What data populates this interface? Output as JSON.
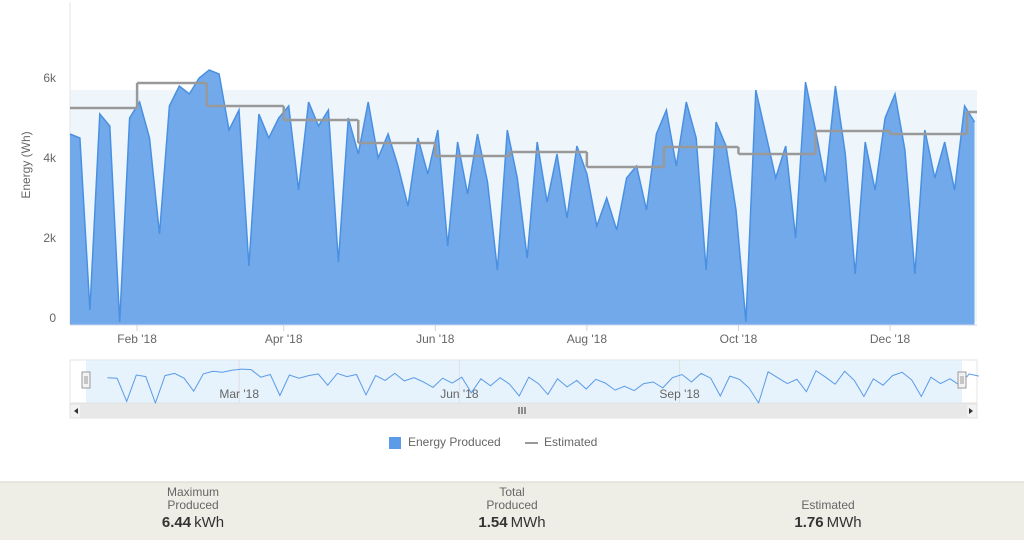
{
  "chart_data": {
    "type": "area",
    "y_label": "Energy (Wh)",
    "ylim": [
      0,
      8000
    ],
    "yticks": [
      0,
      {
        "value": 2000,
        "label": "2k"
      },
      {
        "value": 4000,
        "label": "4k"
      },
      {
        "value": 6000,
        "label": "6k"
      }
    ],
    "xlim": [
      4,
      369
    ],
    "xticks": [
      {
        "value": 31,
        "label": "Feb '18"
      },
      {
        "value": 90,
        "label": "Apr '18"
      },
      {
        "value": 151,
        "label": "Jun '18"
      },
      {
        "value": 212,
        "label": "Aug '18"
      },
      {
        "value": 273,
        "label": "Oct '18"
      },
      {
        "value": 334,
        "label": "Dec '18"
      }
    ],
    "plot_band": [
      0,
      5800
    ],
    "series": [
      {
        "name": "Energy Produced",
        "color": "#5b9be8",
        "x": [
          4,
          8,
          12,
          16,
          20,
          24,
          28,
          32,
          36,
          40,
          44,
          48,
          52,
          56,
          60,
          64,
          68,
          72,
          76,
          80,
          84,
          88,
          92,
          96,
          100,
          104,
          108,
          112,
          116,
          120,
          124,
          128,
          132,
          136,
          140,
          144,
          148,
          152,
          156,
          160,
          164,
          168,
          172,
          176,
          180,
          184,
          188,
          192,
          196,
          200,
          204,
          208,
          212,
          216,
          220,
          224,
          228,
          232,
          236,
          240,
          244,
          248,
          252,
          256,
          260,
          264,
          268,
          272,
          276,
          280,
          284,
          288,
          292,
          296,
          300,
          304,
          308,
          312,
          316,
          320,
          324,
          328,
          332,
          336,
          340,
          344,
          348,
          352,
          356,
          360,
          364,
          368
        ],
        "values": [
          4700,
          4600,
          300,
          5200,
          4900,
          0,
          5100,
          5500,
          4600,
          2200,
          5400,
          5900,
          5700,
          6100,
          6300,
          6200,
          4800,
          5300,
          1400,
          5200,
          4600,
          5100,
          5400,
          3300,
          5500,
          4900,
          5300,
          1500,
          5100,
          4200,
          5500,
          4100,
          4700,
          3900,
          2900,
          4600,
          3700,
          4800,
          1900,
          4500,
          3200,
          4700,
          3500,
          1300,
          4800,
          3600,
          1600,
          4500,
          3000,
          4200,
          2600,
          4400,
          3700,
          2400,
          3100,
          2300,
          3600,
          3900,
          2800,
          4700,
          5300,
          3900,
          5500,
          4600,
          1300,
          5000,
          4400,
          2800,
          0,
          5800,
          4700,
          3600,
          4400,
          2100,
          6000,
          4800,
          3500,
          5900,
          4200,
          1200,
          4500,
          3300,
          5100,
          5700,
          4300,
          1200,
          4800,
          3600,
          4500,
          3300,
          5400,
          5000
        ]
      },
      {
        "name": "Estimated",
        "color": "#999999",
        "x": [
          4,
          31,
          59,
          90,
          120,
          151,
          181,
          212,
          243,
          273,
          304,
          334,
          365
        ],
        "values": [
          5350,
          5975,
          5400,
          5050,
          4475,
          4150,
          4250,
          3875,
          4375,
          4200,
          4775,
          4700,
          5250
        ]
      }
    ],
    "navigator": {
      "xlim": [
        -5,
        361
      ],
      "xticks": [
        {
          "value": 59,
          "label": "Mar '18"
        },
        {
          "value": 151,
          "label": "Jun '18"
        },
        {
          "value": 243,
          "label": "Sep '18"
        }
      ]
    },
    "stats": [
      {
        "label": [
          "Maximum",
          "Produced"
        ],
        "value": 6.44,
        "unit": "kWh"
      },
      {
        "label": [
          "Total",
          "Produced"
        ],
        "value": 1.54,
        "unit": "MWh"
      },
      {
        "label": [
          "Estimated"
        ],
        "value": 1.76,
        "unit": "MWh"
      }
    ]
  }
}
##########
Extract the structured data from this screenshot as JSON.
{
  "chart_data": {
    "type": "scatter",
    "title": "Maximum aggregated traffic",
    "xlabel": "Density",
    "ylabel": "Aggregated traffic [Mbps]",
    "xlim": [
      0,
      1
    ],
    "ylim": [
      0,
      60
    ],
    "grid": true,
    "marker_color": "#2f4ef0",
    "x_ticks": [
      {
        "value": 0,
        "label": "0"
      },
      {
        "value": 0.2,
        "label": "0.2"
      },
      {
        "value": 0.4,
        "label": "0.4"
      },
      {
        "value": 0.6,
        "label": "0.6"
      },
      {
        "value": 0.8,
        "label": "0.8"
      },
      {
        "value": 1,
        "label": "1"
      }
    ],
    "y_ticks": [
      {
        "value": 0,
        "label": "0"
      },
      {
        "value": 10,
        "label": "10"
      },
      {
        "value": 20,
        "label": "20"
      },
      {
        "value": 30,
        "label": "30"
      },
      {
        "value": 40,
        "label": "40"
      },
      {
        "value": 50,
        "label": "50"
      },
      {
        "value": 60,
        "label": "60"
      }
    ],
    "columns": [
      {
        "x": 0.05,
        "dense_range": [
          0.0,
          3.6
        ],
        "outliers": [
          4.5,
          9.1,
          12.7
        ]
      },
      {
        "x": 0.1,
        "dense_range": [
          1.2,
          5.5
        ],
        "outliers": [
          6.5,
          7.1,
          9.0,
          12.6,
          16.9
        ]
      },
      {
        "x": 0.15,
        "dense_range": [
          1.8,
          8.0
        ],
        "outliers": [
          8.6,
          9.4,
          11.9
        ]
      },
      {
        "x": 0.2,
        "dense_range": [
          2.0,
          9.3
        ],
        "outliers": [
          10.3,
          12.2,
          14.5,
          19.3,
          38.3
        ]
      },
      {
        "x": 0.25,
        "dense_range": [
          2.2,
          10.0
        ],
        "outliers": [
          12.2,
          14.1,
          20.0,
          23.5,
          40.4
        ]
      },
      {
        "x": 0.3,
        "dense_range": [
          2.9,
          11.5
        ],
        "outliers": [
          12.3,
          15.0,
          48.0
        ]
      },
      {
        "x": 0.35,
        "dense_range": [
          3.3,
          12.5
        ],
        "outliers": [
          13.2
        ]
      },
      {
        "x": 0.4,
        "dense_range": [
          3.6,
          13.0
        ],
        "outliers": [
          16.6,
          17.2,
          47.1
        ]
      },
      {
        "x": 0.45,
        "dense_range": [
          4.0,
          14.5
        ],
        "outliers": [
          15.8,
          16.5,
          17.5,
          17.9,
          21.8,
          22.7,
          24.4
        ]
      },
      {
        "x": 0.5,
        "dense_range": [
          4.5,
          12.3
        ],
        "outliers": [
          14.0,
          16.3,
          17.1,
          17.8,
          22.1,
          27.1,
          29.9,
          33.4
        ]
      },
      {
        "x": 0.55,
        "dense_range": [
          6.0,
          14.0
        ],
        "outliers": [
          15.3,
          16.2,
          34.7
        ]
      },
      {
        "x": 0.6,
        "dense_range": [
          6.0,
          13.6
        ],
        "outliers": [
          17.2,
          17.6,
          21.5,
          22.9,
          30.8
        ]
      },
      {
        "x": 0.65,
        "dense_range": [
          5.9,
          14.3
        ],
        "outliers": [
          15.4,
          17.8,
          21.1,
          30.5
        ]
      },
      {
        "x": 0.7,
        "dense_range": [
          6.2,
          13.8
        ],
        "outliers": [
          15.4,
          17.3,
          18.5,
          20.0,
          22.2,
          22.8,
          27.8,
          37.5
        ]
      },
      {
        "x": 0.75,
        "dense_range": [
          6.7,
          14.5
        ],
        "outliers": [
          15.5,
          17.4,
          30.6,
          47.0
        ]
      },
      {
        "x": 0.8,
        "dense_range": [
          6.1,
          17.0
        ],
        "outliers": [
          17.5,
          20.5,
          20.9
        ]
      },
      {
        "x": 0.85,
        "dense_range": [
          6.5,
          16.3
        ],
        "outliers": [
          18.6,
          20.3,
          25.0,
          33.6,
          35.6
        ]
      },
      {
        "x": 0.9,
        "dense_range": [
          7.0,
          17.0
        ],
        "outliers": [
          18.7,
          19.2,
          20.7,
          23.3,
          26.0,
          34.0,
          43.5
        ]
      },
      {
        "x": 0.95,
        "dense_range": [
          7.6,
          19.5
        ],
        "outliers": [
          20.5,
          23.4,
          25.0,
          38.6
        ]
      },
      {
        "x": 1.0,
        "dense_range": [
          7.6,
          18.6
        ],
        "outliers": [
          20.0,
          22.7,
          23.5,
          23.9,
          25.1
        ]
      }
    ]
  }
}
##########
§ **What you will do**
Check each line of the records above for the word "traffic", then give the number of lines that have it, with no other words.

§ **Result of this exercise**
2